*Task brief*
Only the number is wanted: how many lines contain "false"?
## start Exercise material
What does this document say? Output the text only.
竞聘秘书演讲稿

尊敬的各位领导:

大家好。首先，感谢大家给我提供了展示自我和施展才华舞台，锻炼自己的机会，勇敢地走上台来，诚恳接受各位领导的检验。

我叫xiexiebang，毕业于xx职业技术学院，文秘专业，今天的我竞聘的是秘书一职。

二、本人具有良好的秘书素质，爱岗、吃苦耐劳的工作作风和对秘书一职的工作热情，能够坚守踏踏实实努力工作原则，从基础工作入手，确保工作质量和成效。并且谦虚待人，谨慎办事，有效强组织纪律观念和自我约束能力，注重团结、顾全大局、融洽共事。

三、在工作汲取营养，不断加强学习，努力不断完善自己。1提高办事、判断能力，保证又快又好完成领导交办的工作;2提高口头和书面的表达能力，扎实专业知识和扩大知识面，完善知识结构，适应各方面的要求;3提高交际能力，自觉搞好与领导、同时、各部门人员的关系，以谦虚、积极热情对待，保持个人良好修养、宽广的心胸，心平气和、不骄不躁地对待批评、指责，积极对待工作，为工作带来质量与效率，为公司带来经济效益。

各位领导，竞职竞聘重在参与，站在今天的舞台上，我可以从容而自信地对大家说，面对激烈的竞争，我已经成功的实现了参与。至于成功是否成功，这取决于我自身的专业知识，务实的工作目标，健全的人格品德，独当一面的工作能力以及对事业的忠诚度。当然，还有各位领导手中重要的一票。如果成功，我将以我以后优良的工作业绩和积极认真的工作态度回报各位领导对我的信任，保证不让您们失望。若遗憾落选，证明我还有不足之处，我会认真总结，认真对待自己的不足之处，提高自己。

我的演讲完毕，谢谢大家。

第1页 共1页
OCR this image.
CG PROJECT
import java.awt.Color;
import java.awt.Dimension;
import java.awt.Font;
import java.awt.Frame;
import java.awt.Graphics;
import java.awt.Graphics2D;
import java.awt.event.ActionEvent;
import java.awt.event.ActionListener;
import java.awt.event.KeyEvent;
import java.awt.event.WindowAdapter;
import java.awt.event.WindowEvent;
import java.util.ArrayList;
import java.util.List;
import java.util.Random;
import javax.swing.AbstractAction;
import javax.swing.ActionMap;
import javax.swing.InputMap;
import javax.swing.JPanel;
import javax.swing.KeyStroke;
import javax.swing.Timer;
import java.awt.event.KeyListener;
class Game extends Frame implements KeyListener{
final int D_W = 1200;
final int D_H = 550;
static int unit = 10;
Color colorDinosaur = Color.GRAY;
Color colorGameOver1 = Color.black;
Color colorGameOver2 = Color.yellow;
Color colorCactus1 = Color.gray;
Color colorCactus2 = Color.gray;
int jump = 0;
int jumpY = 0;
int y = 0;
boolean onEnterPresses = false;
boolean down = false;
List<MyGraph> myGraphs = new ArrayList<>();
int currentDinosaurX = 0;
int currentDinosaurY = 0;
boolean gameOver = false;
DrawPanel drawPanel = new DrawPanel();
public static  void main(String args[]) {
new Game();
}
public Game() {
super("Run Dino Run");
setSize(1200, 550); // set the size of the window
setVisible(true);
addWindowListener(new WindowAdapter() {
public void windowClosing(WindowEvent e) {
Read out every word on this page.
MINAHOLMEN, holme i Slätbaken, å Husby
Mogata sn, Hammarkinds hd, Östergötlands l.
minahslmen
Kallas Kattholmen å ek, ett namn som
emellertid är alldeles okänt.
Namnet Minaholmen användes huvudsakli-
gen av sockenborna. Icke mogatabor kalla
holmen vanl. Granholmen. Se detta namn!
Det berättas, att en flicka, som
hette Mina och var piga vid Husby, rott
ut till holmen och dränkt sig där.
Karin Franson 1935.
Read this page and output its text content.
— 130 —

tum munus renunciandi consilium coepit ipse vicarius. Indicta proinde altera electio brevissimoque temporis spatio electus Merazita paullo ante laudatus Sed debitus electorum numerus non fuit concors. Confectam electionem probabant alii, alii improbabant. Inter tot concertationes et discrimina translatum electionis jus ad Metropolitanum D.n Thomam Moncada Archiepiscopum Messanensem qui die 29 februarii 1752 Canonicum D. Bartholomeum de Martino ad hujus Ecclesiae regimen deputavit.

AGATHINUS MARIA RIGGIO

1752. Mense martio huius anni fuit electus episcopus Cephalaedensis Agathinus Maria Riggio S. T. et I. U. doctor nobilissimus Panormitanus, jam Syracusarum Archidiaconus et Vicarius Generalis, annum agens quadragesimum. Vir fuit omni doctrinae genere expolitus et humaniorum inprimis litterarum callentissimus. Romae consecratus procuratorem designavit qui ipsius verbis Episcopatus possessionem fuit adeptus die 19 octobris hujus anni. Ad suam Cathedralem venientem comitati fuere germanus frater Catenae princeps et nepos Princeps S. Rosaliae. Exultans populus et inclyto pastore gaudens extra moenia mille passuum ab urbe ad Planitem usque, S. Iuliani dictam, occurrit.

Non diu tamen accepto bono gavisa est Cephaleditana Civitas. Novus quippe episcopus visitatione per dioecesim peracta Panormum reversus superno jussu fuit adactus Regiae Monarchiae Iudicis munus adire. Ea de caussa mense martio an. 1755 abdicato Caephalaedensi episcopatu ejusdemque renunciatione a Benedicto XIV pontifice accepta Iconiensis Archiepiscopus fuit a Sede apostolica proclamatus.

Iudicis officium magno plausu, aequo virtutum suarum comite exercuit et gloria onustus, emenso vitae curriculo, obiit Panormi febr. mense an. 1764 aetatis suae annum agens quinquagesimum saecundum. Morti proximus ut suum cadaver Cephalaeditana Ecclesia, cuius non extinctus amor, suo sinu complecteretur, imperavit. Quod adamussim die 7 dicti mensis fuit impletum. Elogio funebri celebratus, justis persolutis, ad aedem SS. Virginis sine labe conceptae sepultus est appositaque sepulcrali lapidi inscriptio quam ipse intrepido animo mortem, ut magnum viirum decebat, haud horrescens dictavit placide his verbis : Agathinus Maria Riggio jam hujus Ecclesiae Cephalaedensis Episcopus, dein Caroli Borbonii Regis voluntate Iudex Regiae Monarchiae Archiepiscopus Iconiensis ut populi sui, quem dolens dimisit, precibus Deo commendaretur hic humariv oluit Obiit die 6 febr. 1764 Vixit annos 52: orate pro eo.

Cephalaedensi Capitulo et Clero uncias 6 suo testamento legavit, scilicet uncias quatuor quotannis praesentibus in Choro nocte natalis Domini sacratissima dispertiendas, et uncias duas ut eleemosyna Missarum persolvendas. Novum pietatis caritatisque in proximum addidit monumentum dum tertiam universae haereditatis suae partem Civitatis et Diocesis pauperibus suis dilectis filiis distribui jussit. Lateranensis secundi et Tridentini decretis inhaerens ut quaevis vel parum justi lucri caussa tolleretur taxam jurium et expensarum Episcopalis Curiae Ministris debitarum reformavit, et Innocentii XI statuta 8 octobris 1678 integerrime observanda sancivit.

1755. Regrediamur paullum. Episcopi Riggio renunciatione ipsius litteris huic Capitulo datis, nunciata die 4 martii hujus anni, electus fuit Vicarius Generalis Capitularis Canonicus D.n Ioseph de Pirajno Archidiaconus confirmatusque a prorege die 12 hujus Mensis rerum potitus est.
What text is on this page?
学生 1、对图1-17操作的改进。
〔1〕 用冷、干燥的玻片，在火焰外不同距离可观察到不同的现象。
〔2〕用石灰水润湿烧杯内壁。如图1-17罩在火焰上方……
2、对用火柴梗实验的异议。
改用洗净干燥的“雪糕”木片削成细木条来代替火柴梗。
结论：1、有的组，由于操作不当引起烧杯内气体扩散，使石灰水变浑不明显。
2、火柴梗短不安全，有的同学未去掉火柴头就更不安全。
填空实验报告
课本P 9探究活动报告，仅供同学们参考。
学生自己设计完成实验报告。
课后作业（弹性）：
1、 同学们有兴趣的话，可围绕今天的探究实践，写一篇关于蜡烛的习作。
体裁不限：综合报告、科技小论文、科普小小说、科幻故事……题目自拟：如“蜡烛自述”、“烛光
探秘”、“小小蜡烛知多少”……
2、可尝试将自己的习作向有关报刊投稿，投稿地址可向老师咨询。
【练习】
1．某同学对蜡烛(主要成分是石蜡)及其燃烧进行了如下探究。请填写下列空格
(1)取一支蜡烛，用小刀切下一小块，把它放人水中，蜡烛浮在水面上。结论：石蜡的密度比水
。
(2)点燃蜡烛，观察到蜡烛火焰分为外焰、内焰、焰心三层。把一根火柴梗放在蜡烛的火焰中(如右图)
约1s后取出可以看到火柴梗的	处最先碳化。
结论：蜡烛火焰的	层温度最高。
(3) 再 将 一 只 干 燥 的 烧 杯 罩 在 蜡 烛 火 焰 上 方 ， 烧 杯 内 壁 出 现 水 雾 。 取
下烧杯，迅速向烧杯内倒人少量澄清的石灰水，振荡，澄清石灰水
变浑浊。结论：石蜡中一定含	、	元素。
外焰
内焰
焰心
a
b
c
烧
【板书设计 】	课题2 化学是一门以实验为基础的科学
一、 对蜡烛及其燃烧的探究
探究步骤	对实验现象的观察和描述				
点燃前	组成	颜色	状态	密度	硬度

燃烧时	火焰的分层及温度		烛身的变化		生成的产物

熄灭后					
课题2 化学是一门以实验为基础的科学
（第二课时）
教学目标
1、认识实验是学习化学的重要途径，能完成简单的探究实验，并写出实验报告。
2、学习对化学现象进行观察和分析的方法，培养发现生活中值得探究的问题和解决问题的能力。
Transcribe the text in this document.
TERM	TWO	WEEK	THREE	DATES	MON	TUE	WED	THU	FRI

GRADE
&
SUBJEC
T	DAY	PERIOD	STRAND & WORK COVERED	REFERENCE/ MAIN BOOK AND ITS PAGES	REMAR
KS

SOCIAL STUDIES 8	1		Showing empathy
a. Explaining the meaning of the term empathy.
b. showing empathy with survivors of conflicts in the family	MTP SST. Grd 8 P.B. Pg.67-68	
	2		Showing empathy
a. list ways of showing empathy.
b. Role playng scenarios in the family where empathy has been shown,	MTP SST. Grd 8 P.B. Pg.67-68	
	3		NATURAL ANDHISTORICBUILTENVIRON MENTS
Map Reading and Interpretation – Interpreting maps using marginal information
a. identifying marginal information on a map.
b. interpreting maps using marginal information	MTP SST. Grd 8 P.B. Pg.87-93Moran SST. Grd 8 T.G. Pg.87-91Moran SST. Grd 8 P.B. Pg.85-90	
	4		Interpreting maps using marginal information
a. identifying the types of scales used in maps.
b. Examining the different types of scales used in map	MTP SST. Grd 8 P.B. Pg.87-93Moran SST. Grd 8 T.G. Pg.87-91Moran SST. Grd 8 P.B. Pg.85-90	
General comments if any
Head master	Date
## end Exercise material
*Finished exercise*
3